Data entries
## Start

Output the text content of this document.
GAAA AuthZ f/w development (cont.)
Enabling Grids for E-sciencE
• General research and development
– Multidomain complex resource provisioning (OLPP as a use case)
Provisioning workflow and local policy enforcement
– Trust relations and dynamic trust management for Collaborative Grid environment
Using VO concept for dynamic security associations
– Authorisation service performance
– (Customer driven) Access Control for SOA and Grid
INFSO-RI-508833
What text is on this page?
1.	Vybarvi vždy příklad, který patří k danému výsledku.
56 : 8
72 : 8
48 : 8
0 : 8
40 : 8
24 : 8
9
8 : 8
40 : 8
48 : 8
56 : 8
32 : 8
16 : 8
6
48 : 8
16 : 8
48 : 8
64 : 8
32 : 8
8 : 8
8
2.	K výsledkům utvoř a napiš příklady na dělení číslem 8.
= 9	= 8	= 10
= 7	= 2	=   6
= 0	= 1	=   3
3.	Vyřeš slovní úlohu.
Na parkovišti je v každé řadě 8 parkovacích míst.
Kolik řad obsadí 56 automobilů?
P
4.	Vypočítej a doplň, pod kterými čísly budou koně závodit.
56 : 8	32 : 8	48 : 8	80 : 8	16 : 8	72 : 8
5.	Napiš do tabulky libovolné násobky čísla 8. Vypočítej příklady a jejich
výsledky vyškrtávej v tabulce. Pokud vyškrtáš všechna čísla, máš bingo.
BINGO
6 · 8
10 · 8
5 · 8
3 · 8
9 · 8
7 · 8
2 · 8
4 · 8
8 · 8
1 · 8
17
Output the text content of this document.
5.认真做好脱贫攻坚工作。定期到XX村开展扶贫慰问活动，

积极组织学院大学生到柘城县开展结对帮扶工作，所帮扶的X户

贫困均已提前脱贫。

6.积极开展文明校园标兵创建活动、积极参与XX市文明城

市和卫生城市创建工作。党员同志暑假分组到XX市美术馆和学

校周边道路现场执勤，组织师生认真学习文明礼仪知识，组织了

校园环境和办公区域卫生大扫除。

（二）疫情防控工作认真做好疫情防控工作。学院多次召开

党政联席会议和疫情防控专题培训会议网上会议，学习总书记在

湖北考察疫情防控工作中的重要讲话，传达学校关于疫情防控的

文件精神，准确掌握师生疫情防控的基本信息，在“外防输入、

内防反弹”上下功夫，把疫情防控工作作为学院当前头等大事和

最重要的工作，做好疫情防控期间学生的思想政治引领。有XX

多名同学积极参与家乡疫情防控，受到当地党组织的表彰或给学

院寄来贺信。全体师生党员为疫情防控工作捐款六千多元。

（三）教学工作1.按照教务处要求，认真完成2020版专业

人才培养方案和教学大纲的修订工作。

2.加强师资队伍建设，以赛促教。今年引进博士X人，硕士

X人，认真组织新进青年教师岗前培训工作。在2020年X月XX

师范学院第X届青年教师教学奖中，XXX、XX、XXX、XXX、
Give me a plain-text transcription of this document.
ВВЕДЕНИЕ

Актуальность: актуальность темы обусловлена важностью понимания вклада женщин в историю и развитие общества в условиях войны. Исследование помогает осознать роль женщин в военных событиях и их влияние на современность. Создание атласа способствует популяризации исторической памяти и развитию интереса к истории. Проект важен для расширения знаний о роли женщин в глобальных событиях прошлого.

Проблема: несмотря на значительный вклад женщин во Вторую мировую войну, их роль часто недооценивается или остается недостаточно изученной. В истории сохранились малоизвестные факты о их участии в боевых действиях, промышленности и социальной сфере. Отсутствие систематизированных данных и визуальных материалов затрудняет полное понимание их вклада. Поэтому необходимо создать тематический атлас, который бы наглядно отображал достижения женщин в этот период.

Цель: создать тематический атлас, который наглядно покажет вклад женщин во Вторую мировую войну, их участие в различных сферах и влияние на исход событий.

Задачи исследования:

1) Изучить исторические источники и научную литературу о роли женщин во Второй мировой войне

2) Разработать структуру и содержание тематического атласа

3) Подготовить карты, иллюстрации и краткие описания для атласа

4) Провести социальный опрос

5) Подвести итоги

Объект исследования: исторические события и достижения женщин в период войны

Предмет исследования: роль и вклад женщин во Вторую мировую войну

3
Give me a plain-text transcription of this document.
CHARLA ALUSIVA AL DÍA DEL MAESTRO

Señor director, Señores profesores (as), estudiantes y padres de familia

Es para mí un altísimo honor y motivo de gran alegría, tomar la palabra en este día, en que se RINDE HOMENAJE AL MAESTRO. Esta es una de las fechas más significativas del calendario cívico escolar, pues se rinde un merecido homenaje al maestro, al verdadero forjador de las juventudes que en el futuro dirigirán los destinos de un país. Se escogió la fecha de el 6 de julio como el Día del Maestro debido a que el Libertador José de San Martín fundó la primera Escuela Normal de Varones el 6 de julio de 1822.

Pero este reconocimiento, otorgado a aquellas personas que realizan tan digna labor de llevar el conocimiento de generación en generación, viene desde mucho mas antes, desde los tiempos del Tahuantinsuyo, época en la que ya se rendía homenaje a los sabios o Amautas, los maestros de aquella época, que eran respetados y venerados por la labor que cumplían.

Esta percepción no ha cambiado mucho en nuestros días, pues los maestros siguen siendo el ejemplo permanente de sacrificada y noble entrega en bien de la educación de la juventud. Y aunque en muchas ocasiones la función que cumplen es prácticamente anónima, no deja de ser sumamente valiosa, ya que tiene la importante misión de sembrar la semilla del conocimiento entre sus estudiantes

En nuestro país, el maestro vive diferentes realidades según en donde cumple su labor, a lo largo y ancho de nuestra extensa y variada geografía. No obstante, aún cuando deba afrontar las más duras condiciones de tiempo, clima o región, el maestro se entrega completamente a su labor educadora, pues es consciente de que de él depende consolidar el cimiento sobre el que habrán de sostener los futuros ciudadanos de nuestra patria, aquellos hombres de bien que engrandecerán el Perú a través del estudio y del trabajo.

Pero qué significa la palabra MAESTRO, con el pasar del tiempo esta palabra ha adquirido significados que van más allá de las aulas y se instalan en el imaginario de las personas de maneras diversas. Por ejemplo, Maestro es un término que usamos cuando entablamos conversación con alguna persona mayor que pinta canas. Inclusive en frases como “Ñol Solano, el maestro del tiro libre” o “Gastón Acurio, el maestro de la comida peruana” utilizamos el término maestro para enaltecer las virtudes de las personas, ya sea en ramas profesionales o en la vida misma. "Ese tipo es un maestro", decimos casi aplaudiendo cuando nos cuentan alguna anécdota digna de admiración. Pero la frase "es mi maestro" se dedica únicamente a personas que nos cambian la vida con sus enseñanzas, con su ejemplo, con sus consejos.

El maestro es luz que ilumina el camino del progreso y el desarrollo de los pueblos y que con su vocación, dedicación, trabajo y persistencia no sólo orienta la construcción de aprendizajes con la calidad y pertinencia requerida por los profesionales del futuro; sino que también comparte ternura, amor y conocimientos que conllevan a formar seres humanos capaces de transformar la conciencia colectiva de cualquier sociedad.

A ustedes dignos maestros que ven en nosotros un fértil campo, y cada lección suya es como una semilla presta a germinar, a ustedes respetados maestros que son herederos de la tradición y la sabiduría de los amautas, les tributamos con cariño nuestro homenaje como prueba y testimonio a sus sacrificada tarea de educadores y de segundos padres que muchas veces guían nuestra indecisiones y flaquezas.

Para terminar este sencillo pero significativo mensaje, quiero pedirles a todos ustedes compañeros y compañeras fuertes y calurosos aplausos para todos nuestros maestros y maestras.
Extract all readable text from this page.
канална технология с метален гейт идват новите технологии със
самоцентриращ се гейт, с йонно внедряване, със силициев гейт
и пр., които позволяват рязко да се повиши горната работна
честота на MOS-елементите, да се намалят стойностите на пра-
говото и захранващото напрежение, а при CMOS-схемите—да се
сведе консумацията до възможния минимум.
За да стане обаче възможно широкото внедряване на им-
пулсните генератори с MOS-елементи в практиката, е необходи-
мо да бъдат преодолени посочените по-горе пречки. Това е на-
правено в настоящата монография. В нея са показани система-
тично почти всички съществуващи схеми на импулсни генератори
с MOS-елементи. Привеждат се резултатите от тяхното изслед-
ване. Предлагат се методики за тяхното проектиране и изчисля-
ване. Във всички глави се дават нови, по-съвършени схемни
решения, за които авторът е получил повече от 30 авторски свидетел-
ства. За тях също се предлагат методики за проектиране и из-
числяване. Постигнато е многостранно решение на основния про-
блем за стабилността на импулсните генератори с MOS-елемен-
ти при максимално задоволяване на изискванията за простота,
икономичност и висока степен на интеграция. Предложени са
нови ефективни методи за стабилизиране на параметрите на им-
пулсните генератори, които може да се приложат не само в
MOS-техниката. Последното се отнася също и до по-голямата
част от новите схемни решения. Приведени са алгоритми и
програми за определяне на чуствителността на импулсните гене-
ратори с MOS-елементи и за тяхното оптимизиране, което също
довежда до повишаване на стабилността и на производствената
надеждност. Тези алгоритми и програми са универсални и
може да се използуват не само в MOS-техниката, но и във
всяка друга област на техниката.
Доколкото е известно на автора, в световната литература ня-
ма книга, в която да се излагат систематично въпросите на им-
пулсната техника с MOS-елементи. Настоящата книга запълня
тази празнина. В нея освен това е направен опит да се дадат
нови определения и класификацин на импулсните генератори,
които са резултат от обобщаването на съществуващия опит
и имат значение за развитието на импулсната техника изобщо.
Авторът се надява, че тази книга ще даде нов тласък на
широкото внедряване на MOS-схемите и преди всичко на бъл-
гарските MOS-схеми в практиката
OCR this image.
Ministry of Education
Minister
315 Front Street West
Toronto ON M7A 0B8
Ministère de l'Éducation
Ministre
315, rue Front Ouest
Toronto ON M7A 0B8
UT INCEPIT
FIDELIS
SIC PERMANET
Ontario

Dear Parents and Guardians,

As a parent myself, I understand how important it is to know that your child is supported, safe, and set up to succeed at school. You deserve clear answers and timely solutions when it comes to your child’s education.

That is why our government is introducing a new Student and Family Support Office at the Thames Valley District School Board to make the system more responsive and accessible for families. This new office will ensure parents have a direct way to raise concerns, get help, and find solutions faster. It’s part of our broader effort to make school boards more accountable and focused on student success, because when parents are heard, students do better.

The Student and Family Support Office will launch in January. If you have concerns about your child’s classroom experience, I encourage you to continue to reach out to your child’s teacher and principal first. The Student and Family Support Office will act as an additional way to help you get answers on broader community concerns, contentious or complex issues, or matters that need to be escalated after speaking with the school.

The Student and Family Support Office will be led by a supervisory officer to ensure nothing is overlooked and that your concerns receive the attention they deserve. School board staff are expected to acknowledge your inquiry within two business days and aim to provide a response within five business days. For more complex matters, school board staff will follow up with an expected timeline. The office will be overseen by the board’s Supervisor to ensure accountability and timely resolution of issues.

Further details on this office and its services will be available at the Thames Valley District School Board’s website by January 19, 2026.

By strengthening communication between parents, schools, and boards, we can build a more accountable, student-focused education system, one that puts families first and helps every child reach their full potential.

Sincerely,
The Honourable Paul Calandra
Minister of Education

## End

▶ [THE EXERCISE]
Pull out every line containing "методики".

▶ [COMPLETE OUTPUT]
ване. Предлагат се методики за тяхното проектиране и изчисля-
ства. За тях също се предлагат методики за проектиране и из-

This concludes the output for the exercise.